What to produce:
List all the lines in these records that hold "theo".

◆ ◆ ◆ ◆ ◆ ◆ ◆

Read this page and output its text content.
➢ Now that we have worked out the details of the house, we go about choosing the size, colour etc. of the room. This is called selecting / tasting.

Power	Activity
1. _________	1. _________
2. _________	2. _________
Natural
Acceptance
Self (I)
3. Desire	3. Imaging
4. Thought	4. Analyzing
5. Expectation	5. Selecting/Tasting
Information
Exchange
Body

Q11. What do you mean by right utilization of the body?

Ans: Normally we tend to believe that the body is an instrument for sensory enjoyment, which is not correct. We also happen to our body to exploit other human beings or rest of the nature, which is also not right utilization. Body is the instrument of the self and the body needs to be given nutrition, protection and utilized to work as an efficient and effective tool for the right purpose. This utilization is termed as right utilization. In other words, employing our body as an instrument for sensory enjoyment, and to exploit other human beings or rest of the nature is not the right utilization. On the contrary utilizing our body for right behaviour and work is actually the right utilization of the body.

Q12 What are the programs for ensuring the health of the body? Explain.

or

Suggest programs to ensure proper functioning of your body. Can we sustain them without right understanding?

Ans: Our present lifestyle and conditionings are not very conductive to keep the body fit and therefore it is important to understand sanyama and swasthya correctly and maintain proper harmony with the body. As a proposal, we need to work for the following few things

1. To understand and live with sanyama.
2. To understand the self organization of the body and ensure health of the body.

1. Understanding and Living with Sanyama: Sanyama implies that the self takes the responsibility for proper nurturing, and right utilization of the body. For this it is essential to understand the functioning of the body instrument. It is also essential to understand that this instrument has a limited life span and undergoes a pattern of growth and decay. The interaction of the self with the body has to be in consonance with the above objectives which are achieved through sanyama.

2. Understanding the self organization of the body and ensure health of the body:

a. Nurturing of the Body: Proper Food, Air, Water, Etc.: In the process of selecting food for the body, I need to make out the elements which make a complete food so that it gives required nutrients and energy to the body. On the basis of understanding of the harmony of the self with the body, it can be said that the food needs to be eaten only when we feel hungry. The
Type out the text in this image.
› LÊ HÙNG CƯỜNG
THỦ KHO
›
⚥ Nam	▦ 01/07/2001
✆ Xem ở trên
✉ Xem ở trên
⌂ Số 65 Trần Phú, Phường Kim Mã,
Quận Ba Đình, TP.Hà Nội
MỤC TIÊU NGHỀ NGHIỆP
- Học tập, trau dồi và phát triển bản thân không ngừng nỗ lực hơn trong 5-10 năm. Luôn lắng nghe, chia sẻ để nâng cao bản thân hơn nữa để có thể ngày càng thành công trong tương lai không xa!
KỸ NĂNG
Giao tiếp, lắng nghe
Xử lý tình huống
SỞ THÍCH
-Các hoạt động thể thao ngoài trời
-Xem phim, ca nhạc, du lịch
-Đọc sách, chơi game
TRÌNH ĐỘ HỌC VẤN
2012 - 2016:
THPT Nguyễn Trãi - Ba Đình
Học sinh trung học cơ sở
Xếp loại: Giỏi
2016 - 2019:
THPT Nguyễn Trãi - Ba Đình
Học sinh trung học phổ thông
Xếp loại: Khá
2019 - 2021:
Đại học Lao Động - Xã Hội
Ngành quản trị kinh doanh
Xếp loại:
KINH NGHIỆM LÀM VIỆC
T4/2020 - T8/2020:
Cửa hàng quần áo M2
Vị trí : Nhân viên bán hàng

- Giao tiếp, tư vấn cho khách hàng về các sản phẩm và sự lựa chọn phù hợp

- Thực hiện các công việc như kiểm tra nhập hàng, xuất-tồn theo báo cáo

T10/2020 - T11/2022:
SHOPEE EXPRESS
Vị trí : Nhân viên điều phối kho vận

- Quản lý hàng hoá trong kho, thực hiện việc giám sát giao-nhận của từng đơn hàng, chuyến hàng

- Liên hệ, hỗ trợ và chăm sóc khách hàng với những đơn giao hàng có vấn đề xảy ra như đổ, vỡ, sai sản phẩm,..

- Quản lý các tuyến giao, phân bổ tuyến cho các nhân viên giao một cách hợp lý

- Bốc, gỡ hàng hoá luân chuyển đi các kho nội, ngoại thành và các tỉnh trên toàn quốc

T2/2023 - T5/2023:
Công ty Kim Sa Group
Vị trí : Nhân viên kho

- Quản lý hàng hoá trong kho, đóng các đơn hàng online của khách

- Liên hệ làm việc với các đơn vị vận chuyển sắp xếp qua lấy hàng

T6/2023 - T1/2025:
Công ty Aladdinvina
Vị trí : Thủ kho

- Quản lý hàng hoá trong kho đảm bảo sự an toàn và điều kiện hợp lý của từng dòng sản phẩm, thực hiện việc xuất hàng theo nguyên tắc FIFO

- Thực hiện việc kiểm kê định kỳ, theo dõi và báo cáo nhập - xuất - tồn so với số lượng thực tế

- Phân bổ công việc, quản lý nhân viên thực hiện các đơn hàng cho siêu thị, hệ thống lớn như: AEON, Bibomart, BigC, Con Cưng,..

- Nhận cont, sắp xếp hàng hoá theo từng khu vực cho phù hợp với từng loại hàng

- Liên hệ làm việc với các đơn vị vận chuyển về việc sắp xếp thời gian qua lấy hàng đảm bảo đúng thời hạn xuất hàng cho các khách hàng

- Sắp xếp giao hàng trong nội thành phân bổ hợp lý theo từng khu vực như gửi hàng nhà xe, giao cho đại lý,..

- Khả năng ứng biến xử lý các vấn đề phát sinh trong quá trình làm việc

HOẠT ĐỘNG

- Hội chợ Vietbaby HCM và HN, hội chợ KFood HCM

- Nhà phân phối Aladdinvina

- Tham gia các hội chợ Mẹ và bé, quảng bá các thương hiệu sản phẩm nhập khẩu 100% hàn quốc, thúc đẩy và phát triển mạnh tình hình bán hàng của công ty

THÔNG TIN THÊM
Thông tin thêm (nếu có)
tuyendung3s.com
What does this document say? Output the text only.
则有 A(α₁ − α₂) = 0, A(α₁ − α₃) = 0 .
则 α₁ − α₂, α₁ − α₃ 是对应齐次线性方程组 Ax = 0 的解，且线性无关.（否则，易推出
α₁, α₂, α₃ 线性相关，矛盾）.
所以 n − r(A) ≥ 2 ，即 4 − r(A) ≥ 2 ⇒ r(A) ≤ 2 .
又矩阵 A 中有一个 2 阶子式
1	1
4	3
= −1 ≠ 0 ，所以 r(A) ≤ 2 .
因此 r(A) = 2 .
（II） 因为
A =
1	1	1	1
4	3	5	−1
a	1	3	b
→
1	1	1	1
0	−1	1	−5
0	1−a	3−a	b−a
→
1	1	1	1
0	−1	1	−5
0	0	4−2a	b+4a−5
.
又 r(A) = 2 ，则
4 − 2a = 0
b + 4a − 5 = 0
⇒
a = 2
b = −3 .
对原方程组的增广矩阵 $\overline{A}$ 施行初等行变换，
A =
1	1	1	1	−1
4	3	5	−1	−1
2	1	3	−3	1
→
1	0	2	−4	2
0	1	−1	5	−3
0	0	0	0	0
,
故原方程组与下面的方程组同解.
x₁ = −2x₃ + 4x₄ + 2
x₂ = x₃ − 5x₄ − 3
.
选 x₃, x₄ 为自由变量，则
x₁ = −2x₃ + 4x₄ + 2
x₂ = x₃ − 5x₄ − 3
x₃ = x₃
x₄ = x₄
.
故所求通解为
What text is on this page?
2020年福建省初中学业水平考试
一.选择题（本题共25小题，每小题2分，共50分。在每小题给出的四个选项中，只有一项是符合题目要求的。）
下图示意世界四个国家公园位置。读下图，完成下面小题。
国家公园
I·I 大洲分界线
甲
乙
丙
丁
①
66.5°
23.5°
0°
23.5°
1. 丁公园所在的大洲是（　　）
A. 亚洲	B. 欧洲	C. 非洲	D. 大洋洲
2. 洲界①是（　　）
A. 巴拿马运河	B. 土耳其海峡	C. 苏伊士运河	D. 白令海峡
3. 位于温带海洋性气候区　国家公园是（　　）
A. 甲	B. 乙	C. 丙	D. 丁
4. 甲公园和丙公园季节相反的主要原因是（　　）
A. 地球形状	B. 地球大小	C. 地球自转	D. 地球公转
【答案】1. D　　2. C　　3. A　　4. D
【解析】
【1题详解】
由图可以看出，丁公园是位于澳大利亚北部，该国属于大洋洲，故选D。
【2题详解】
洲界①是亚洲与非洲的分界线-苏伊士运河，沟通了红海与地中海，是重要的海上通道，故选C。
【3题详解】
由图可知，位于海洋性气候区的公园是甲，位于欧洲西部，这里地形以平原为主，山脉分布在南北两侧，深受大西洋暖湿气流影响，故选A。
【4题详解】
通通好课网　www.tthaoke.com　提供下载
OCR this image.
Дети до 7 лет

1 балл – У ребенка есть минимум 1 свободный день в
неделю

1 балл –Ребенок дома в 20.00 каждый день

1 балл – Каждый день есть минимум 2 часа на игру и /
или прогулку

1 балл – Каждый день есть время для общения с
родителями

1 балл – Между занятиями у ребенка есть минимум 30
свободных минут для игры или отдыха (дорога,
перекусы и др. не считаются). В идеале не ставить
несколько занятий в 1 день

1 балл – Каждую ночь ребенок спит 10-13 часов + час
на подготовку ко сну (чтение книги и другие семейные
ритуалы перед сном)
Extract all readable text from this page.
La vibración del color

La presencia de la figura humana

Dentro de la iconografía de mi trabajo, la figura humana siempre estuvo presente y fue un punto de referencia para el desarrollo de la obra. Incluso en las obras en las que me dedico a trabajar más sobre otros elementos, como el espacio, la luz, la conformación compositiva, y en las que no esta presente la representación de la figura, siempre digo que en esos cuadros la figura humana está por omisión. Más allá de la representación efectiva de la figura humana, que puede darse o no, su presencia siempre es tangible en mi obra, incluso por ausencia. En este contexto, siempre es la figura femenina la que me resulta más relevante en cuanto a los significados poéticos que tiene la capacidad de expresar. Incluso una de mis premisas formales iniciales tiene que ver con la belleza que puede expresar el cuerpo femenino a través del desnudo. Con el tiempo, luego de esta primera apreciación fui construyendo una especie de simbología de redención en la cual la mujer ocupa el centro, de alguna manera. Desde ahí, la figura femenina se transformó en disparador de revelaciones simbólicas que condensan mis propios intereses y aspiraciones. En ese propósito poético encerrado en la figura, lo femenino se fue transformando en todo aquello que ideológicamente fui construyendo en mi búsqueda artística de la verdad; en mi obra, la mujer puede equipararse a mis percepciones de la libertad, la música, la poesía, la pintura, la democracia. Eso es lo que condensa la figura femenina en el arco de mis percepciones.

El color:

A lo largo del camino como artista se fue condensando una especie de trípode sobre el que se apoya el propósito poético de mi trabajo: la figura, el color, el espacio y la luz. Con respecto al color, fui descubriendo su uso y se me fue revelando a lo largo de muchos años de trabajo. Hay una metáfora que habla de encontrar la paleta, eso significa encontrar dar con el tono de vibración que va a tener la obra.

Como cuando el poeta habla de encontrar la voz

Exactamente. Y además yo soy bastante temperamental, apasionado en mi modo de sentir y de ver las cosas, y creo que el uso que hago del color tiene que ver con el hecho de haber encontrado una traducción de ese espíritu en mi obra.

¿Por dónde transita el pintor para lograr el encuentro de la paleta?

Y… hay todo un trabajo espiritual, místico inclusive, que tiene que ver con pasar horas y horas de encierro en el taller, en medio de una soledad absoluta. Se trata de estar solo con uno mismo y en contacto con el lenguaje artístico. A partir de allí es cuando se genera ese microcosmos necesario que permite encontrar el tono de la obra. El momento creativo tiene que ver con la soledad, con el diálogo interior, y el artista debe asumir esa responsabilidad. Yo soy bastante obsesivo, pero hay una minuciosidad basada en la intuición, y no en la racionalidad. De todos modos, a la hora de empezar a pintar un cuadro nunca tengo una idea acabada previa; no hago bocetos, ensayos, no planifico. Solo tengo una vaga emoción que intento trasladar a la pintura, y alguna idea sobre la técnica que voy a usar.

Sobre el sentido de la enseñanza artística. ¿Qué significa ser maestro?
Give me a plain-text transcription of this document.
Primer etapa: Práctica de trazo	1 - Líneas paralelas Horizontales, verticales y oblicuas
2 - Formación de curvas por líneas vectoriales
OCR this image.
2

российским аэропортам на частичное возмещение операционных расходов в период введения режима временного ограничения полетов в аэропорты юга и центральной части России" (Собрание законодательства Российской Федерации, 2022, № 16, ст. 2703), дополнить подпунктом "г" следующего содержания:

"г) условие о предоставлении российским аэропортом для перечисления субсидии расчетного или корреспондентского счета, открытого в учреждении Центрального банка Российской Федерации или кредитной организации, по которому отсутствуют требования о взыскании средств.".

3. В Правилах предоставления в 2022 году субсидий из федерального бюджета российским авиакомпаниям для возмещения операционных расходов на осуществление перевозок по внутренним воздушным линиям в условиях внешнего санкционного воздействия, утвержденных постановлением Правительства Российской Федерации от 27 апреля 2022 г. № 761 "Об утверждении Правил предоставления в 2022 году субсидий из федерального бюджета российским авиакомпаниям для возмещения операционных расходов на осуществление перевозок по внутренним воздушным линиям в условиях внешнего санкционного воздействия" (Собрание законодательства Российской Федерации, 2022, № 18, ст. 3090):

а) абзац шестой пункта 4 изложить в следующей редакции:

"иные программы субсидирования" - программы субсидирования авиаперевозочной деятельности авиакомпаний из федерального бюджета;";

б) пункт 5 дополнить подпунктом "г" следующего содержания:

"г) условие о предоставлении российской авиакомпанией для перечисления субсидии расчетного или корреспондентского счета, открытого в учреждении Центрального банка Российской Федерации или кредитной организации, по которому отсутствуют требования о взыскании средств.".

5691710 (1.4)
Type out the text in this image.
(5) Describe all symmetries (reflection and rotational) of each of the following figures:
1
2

◆ ◆ ◆ ◆ ◆ ◆ ◆

Result for this exercise:
- Thực hiện các công việc như kiểm tra nhập hàng, xuất-tồn theo báo cáo
- Quản lý hàng hoá trong kho đảm bảo sự an toàn và điều kiện hợp lý của từng dòng sản phẩm, thực hiện việc xuất hàng theo nguyên tắc FIFO
- Thực hiện việc kiểm kê định kỳ, theo dõi và báo cáo nhập - xuất - tồn so với số lượng thực tế
- Nhận cont, sắp xếp hàng hoá theo từng khu vực cho phù hợp với từng loại hàng
- Sắp xếp giao hàng trong nội thành phân bổ hợp lý theo từng khu vực như gửi hàng nhà xe, giao cho đại lý,..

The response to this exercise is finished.